- PROBLEM REQUIREMENTS: Reading down the listing below, count the lines where the word "lucru" shows up, then give only that count.

◆ ◆ ◆

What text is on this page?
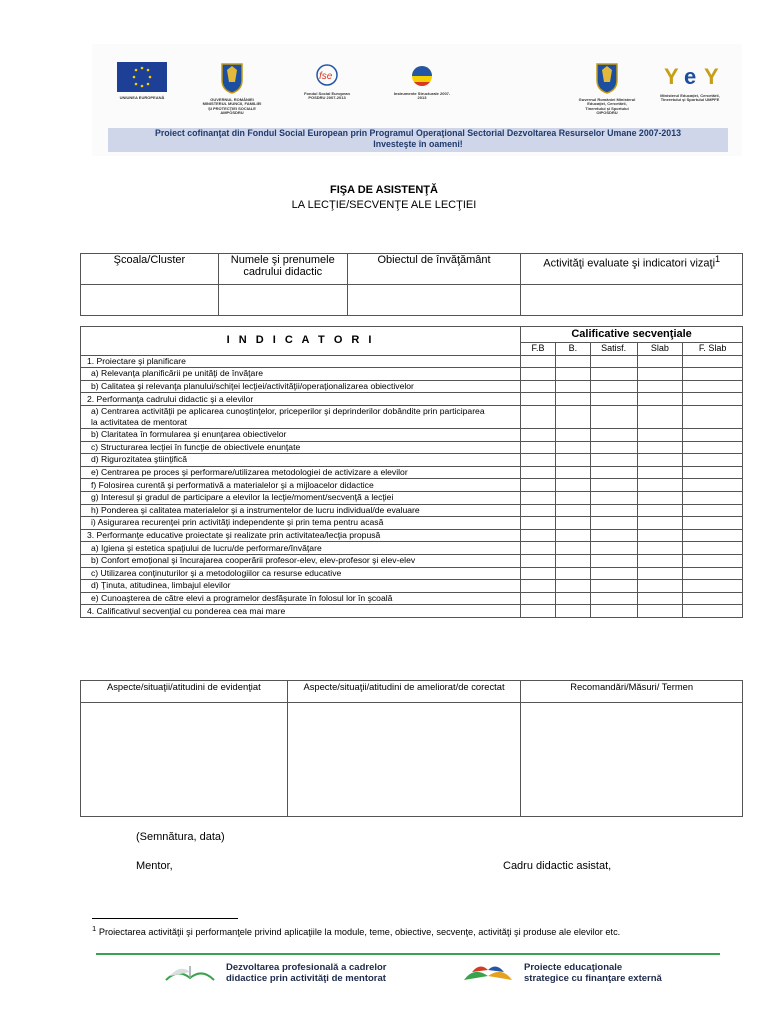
UNIUNEA EUROPEANĂ	GUVERNUL ROMÂNIEI MINISTERUL MUNCII, FAMILIEI ŞI PROTECŢIEI SOCIALE AMPOSDRU
fse
Fondul Social European POSDRU 2007-2013
Instrumente Structurale 2007-2013	Guvernul României Ministerul Educaţiei, Cercetării, Tineretului şi Sportului OIPOSDRU
Y e Y
Ministerul Educaţiei, Cercetării, Tineretului şi Sportului UMPFE
Proiect cofinanţat din Fondul Social European prin Programul Operaţional Sectorial Dezvoltarea Resurselor Umane 2007-2013
Investeşte în oameni!
FIŞA DE ASISTENŢĂ
LA LECŢIE/SECVENŢE ALE LECŢIEI
Şcoala/Cluster	Numele şi prenumele cadrului didactic	Obiectul de învăţământ	Activităţi evaluate şi indicatori vizaţi$^1$

I N D I C A T O R I	Calificative secvenţiale				
	F.B	B.	Satisf.	Slab	F. Slab
1. Proiectare şi planificare					
a) Relevanţa planificării pe unităţi de învăţare					
b) Calitatea şi relevanţa planului/schiţei lecţiei/activităţii/operaţionalizarea obiectivelor					
2. Performanţa cadrului didactic şi a elevilor					
a) Centrarea activităţii pe aplicarea cunoştinţelor, priceperilor şi deprinderilor dobândite prin participarea la activitatea de mentorat					
b) Claritatea în formularea şi enunţarea obiectivelor					
c) Structurarea lecţiei în funcţie de obiectivele enunţate					
d) Rigurozitatea ştiinţifică					
e) Centrarea pe proces şi performare/utilizarea metodologiei de activizare a elevilor					
f) Folosirea curentă şi performativă a materialelor şi a mijloacelor didactice					
g) Interesul şi gradul de participare a elevilor la lecţie/moment/secvenţă a lecţiei					
h) Ponderea şi calitatea materialelor şi a instrumentelor de lucru individual/de evaluare					
i) Asigurarea recurenţei prin activităţi independente şi prin tema pentru acasă					
3. Performanţe educative proiectate şi realizate prin activitatea/lecţia propusă					
a) Igiena şi estetica spaţiului de lucru/de performare/învăţare					
b) Confort emoţional şi încurajarea cooperării profesor-elev, elev-profesor şi elev-elev					
c) Utilizarea conţinuturilor şi a metodologiilor ca resurse educative					
d) Ţinuta, atitudinea, limbajul elevilor					
e) Cunoaşterea de către elevi a programelor desfăşurate în folosul lor în şcoală					
4. Calificativul secvenţial cu ponderea cea mai mare					
Aspecte/situaţii/atitudini de evidenţiat	Aspecte/situaţii/atitudini de ameliorat/de corectat	Recomandări/Măsuri/ Termen

(Semnătura, data)
Mentor,	Cadru didactic asistat,
$^1$ Proiectarea activităţii şi performanţele privind aplicaţiile la module, teme, obiective, secvenţe, activităţi şi produse ale elevilor etc.
Dezvoltarea profesională a cadrelor
didactice prin activităţi de mentorat
Proiecte educaţionale
strategice cu finanţare externă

◆ ◆ ◆

- RIGHT ANSWER: 2